> PROMPT
Find the number of lines containing the string "bewoners" in the data. Answer with the number by itself.

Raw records
· · · ·
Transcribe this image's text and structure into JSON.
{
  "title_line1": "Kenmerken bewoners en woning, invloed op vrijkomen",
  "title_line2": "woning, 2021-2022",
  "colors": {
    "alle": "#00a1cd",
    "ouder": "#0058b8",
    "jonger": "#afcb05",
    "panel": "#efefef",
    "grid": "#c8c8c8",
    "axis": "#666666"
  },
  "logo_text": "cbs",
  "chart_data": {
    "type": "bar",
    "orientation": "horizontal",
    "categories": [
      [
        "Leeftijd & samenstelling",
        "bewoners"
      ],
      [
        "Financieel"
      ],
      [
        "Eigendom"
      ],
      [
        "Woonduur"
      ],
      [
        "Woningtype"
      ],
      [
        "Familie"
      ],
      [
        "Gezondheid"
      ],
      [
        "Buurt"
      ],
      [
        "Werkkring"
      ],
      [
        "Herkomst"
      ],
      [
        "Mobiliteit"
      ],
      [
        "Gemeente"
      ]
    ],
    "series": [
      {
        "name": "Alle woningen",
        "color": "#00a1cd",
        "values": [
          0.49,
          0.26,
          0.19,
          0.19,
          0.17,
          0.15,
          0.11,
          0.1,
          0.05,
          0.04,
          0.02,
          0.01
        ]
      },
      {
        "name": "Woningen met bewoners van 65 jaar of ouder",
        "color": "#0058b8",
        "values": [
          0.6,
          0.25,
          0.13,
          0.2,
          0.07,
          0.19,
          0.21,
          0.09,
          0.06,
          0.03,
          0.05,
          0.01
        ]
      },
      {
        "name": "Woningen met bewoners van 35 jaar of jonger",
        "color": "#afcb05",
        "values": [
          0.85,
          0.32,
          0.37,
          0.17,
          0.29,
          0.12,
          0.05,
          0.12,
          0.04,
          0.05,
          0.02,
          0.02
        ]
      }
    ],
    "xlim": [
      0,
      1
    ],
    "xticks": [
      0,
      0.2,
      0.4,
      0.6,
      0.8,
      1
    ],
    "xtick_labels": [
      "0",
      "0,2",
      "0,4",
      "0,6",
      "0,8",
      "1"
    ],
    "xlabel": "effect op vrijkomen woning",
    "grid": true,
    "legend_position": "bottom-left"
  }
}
· · · ·
> RIGHT ANSWER
4